Dataset items

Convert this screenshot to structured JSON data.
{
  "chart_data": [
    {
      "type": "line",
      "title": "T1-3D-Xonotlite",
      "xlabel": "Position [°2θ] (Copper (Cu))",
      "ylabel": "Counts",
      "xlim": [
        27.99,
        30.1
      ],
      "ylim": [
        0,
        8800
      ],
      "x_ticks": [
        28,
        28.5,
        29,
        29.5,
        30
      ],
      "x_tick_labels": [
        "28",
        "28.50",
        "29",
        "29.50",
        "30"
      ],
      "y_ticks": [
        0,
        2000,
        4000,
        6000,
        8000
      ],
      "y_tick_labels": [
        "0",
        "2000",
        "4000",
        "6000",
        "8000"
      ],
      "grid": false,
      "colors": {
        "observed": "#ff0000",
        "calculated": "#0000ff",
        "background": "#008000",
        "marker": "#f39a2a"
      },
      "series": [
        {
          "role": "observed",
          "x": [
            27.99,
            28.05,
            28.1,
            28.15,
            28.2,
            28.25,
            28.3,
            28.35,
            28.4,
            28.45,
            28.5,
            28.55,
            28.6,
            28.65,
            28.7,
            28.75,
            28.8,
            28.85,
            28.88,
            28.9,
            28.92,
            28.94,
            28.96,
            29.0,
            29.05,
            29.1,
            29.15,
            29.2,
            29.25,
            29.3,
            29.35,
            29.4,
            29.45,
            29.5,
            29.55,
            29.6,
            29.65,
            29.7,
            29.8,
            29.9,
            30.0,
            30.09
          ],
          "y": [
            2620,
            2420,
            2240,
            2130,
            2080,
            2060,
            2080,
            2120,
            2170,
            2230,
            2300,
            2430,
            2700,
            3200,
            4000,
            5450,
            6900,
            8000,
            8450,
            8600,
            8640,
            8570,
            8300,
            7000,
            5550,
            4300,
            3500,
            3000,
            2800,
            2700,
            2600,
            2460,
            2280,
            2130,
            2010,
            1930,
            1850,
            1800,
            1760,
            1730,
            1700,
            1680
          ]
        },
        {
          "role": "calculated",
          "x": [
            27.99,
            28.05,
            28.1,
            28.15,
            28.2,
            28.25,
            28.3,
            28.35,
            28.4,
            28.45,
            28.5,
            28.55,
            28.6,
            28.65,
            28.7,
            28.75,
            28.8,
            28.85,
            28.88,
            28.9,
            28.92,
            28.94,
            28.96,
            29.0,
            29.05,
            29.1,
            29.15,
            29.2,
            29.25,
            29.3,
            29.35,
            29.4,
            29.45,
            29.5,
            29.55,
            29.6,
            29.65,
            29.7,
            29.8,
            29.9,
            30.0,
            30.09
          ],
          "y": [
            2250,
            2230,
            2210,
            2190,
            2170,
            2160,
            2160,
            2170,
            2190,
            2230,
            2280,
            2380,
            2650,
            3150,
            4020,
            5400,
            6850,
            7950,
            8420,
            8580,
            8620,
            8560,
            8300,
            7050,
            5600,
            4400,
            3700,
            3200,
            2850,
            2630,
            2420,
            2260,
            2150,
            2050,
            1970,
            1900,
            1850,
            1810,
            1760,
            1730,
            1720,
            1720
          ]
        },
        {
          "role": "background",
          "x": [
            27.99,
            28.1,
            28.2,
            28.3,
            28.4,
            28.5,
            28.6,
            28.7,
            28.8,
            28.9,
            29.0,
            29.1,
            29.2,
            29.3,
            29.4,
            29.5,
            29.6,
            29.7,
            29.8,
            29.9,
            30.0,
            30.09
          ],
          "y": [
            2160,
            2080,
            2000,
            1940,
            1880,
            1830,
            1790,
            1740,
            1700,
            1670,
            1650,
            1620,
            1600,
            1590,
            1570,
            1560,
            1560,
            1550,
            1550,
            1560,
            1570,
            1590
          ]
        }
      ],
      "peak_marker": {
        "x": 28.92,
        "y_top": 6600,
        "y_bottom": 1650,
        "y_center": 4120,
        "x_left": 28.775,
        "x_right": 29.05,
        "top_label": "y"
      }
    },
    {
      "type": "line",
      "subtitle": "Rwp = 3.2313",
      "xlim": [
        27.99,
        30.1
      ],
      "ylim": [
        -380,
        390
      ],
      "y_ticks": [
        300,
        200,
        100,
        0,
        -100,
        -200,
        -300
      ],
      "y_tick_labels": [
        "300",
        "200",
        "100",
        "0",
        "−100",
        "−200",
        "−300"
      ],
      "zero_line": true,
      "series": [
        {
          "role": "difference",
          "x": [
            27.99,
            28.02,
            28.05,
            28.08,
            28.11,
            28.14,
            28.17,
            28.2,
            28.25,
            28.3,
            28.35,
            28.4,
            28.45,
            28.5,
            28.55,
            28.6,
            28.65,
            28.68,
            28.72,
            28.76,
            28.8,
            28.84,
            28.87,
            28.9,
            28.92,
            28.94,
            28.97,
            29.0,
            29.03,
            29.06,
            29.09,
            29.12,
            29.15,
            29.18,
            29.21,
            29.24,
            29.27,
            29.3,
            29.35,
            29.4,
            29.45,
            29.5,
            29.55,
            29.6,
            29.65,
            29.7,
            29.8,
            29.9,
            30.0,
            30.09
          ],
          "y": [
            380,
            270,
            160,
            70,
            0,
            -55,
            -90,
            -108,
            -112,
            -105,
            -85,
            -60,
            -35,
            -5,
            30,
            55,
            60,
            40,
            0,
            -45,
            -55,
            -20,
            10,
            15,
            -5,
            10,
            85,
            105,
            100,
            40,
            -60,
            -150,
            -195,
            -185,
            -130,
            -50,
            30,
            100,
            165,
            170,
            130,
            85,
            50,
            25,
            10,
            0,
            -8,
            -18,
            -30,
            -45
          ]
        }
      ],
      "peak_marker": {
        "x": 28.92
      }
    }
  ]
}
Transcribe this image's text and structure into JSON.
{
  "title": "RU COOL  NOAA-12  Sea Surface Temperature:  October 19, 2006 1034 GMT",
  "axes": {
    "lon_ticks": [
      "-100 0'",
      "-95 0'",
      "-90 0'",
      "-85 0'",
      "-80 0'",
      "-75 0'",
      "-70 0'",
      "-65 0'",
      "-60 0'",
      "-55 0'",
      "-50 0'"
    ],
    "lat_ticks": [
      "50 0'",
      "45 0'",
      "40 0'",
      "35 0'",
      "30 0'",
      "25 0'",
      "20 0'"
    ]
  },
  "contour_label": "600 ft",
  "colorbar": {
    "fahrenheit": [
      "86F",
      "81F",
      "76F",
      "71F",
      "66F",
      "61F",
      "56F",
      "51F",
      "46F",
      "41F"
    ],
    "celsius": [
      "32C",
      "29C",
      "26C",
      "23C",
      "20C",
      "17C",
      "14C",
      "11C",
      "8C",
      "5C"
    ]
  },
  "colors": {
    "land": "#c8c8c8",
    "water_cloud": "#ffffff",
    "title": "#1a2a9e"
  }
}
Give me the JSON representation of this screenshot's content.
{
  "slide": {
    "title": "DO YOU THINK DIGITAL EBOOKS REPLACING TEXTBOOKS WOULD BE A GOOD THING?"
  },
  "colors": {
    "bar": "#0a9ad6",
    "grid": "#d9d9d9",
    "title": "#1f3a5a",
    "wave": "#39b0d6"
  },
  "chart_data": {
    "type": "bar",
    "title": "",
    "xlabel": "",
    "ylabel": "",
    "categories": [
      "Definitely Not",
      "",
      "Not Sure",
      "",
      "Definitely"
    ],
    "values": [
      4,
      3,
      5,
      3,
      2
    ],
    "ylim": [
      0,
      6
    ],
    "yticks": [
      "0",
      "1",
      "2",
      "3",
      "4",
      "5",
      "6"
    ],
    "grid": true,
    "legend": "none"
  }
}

--- SHORT EXERCISE ---
Quote the entire listing above exactly.

--- COMPLETE ANSWER ---
Convert this screenshot to structured JSON data.
{
  "chart_data": [
    {
      "type": "line",
      "title": "T1-3D-Xonotlite",
      "xlabel": "Position [°2θ] (Copper (Cu))",
      "ylabel": "Counts",
      "xlim": [
        27.99,
        30.1
      ],
      "ylim": [
        0,
        8800
      ],
      "x_ticks": [
        28,
        28.5,
        29,
        29.5,
        30
      ],
      "x_tick_labels": [
        "28",
        "28.50",
        "29",
        "29.50",
        "30"
      ],
      "y_ticks": [
        0,
        2000,
        4000,
        6000,
        8000
      ],
      "y_tick_labels": [
        "0",
        "2000",
        "4000",
        "6000",
        "8000"
      ],
      "grid": false,
      "colors": {
        "observed": "#ff0000",
        "calculated": "#0000ff",
        "background": "#008000",
        "marker": "#f39a2a"
      },
      "series": [
        {
          "role": "observed",
          "x": [
            27.99,
            28.05,
            28.1,
            28.15,
            28.2,
            28.25,
            28.3,
            28.35,
            28.4,
            28.45,
            28.5,
            28.55,
            28.6,
            28.65,
            28.7,
            28.75,
            28.8,
            28.85,
            28.88,
            28.9,
            28.92,
            28.94,
            28.96,
            29.0,
            29.05,
            29.1,
            29.15,
            29.2,
            29.25,
            29.3,
            29.35,
            29.4,
            29.45,
            29.5,
            29.55,
            29.6,
            29.65,
            29.7,
            29.8,
            29.9,
            30.0,
            30.09
          ],
          "y": [
            2620,
            2420,
            2240,
            2130,
            2080,
            2060,
            2080,
            2120,
            2170,
            2230,
            2300,
            2430,
            2700,
            3200,
            4000,
            5450,
            6900,
            8000,
            8450,
            8600,
            8640,
            8570,
            8300,
            7000,
            5550,
            4300,
            3500,
            3000,
            2800,
            2700,
            2600,
            2460,
            2280,
            2130,
            2010,
            1930,
            1850,
            1800,
            1760,
            1730,
            1700,
            1680
          ]
        },
        {
          "role": "calculated",
          "x": [
            27.99,
            28.05,
            28.1,
            28.15,
            28.2,
            28.25,
            28.3,
            28.35,
            28.4,
            28.45,
            28.5,
            28.55,
            28.6,
            28.65,
            28.7,
            28.75,
            28.8,
            28.85,
            28.88,
            28.9,
            28.92,
            28.94,
            28.96,
            29.0,
            29.05,
            29.1,
            29.15,
            29.2,
            29.25,
            29.3,
            29.35,
            29.4,
            29.45,
            29.5,
            29.55,
            29.6,
            29.65,
            29.7,
            29.8,
            29.9,
            30.0,
            30.09
          ],
          "y": [
            2250,
            2230,
            2210,
            2190,
            2170,
            2160,
            2160,
            2170,
            2190,
            2230,
            2280,
            2380,
            2650,
            3150,
            4020,
            5400,
            6850,
            7950,
            8420,
            8580,
            8620,
            8560,
            8300,
            7050,
            5600,
            4400,
            3700,
            3200,
            2850,
            2630,
            2420,
            2260,
            2150,
            2050,
            1970,
            1900,
            1850,
            1810,
            1760,
            1730,
            1720,
            1720
          ]
        },
        {
          "role": "background",
          "x": [
            27.99,
            28.1,
            28.2,
            28.3,
            28.4,
            28.5,
            28.6,
            28.7,
            28.8,
            28.9,
            29.0,
            29.1,
            29.2,
            29.3,
            29.4,
            29.5,
            29.6,
            29.7,
            29.8,
            29.9,
            30.0,
            30.09
          ],
          "y": [
            2160,
            2080,
            2000,
            1940,
            1880,
            1830,
            1790,
            1740,
            1700,
            1670,
            1650,
            1620,
            1600,
            1590,
            1570,
            1560,
            1560,
            1550,
            1550,
            1560,
            1570,
            1590
          ]
        }
      ],
      "peak_marker": {
        "x": 28.92,
        "y_top": 6600,
        "y_bottom": 1650,
        "y_center": 4120,
        "x_left": 28.775,
        "x_right": 29.05,
        "top_label": "y"
      }
    },
    {
      "type": "line",
      "subtitle": "Rwp = 3.2313",
      "xlim": [
        27.99,
        30.1
      ],
      "ylim": [
        -380,
        390
      ],
      "y_ticks": [
        300,
        200,
        100,
        0,
        -100,
        -200,
        -300
      ],
      "y_tick_labels": [
        "300",
        "200",
        "100",
        "0",
        "−100",
        "−200",
        "−300"
      ],
      "zero_line": true,
      "series": [
        {
          "role": "difference",
          "x": [
            27.99,
            28.02,
            28.05,
            28.08,
            28.11,
            28.14,
            28.17,
            28.2,
            28.25,
            28.3,
            28.35,
            28.4,
            28.45,
            28.5,
            28.55,
            28.6,
            28.65,
            28.68,
            28.72,
            28.76,
            28.8,
            28.84,
            28.87,
            28.9,
            28.92,
            28.94,
            28.97,
            29.0,
            29.03,
            29.06,
            29.09,
            29.12,
            29.15,
            29.18,
            29.21,
            29.24,
            29.27,
            29.3,
            29.35,
            29.4,
            29.45,
            29.5,
            29.55,
            29.6,
            29.65,
            29.7,
            29.8,
            29.9,
            30.0,
            30.09
          ],
          "y": [
            380,
            270,
            160,
            70,
            0,
            -55,
            -90,
            -108,
            -112,
            -105,
            -85,
            -60,
            -35,
            -5,
            30,
            55,
            60,
            40,
            0,
            -45,
            -55,
            -20,
            10,
            15,
            -5,
            10,
            85,
            105,
            100,
            40,
            -60,
            -150,
            -195,
            -185,
            -130,
            -50,
            30,
            100,
            165,
            170,
            130,
            85,
            50,
            25,
            10,
            0,
            -8,
            -18,
            -30,
            -45
          ]
        }
      ],
      "peak_marker": {
        "x": 28.92
      }
    }
  ]
}
Transcribe this image's text and structure into JSON.
{
  "title": "RU COOL  NOAA-12  Sea Surface Temperature:  October 19, 2006 1034 GMT",
  "axes": {
    "lon_ticks": [
      "-100 0'",
      "-95 0'",
      "-90 0'",
      "-85 0'",
      "-80 0'",
      "-75 0'",
      "-70 0'",
      "-65 0'",
      "-60 0'",
      "-55 0'",
      "-50 0'"
    ],
    "lat_ticks": [
      "50 0'",
      "45 0'",
      "40 0'",
      "35 0'",
      "30 0'",
      "25 0'",
      "20 0'"
    ]
  },
  "contour_label": "600 ft",
  "colorbar": {
    "fahrenheit": [
      "86F",
      "81F",
      "76F",
      "71F",
      "66F",
      "61F",
      "56F",
      "51F",
      "46F",
      "41F"
    ],
    "celsius": [
      "32C",
      "29C",
      "26C",
      "23C",
      "20C",
      "17C",
      "14C",
      "11C",
      "8C",
      "5C"
    ]
  },
  "colors": {
    "land": "#c8c8c8",
    "water_cloud": "#ffffff",
    "title": "#1a2a9e"
  }
}
Give me the JSON representation of this screenshot's content.
{
  "slide": {
    "title": "DO YOU THINK DIGITAL EBOOKS REPLACING TEXTBOOKS WOULD BE A GOOD THING?"
  },
  "colors": {
    "bar": "#0a9ad6",
    "grid": "#d9d9d9",
    "title": "#1f3a5a",
    "wave": "#39b0d6"
  },
  "chart_data": {
    "type": "bar",
    "title": "",
    "xlabel": "",
    "ylabel": "",
    "categories": [
      "Definitely Not",
      "",
      "Not Sure",
      "",
      "Definitely"
    ],
    "values": [
      4,
      3,
      5,
      3,
      2
    ],
    "ylim": [
      0,
      6
    ],
    "yticks": [
      "0",
      "1",
      "2",
      "3",
      "4",
      "5",
      "6"
    ],
    "grid": true,
    "legend": "none"
  }
}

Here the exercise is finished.